■ DATASET EXCERPTS
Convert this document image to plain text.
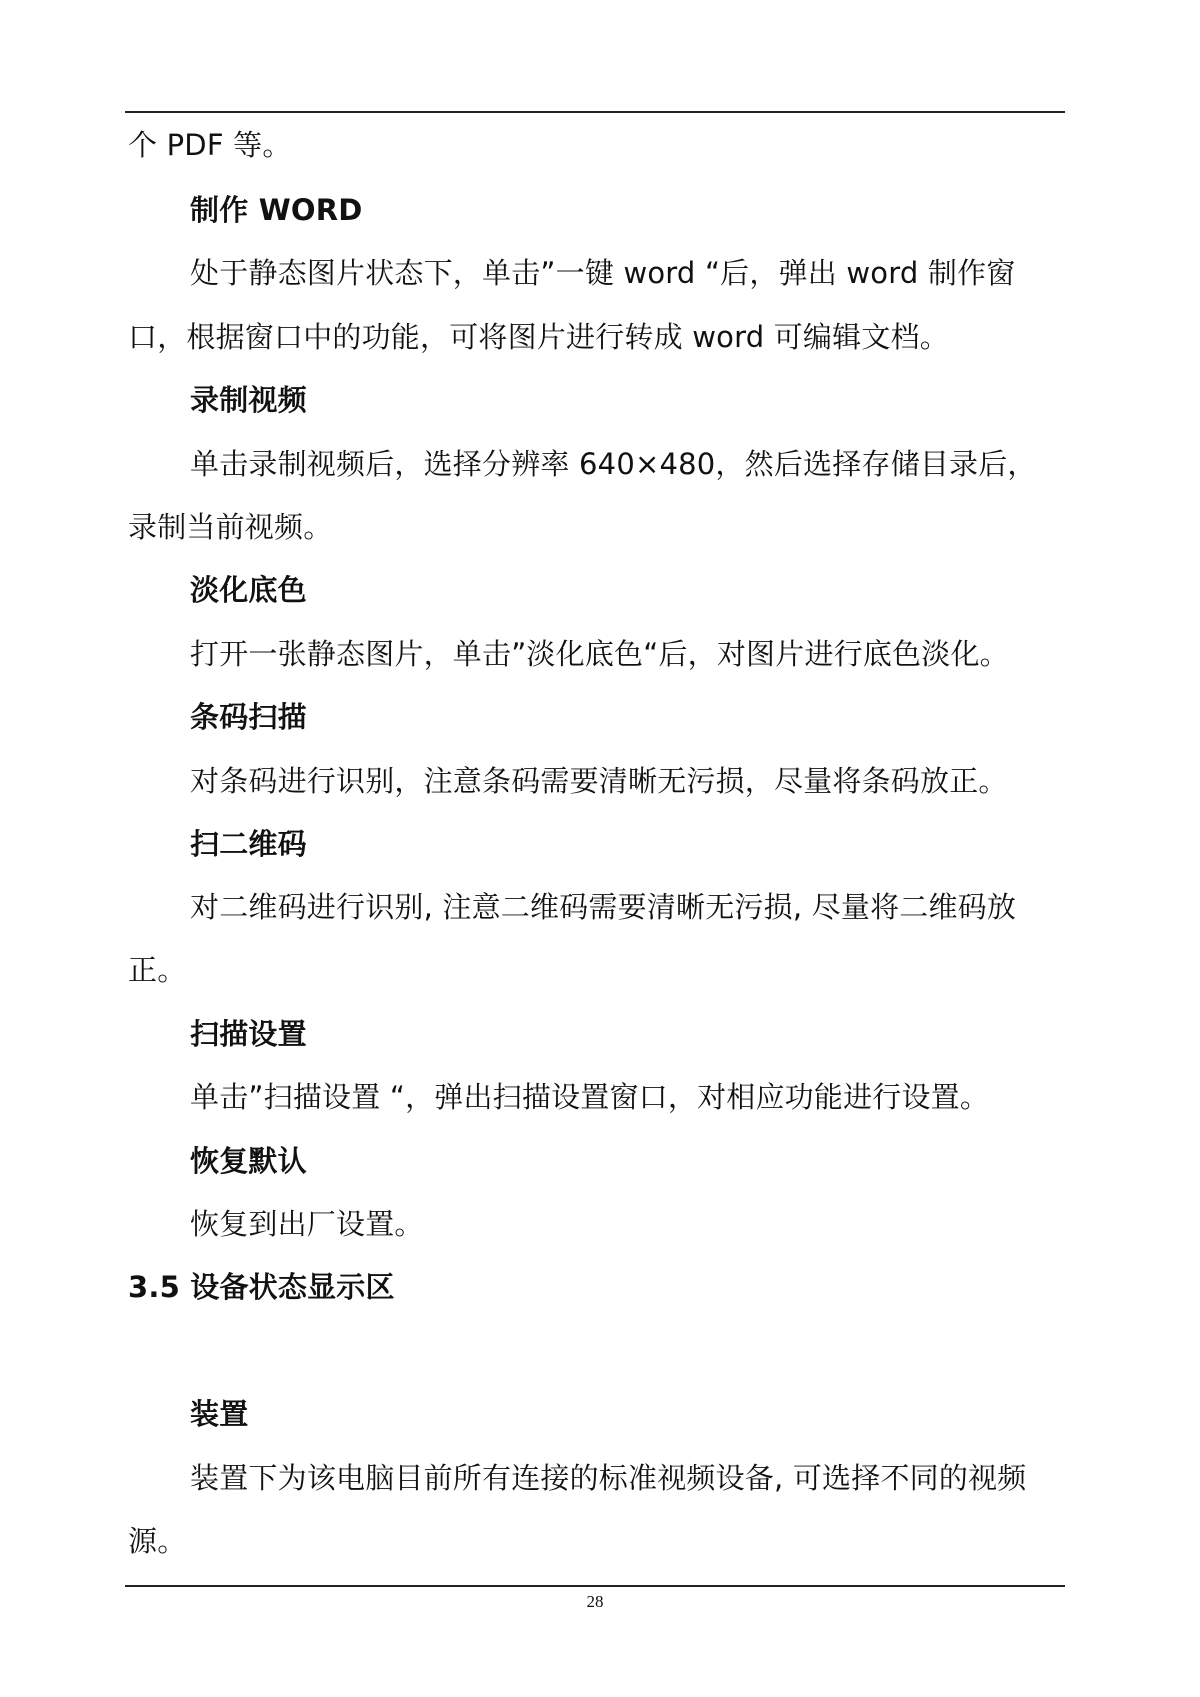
个 PDF 等。
制作 WORD
处于静态图片状态下，单击”一键 word “后，弹出 word 制作窗
口，根据窗口中的功能，可将图片进行转成 word 可编辑文档。
录制视频
单击录制视频后，选择分辨率 640×480，然后选择存储目录后，
录制当前视频。
淡化底色
打开一张静态图片，单击”淡化底色“后，对图片进行底色淡化。
条码扫描
对条码进行识别，注意条码需要清晰无污损，尽量将条码放正。
扫二维码
对二维码进行识别, 注意二维码需要清晰无污损, 尽量将二维码放
正。
扫描设置
单击”扫描设置 “，弹出扫描设置窗口，对相应功能进行设置。
恢复默认
恢复到出厂设置。
3.5 设备状态显示区
装置
装置下为该电脑目前所有连接的标准视频设备, 可选择不同的视频
源。
28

■ PROBLEM REQUIREMENTS
Set the entries down again exactly. Do not include the images.

■ FULL ANSWER
Convert this document image to plain text.
个 PDF 等。
制作 WORD
处于静态图片状态下，单击”一键 word “后，弹出 word 制作窗
口，根据窗口中的功能，可将图片进行转成 word 可编辑文档。
录制视频
单击录制视频后，选择分辨率 640×480，然后选择存储目录后，
录制当前视频。
淡化底色
打开一张静态图片，单击”淡化底色“后，对图片进行底色淡化。
条码扫描
对条码进行识别，注意条码需要清晰无污损，尽量将条码放正。
扫二维码
对二维码进行识别, 注意二维码需要清晰无污损, 尽量将二维码放
正。
扫描设置
单击”扫描设置 “，弹出扫描设置窗口，对相应功能进行设置。
恢复默认
恢复到出厂设置。
3.5 设备状态显示区
装置
装置下为该电脑目前所有连接的标准视频设备, 可选择不同的视频
源。
28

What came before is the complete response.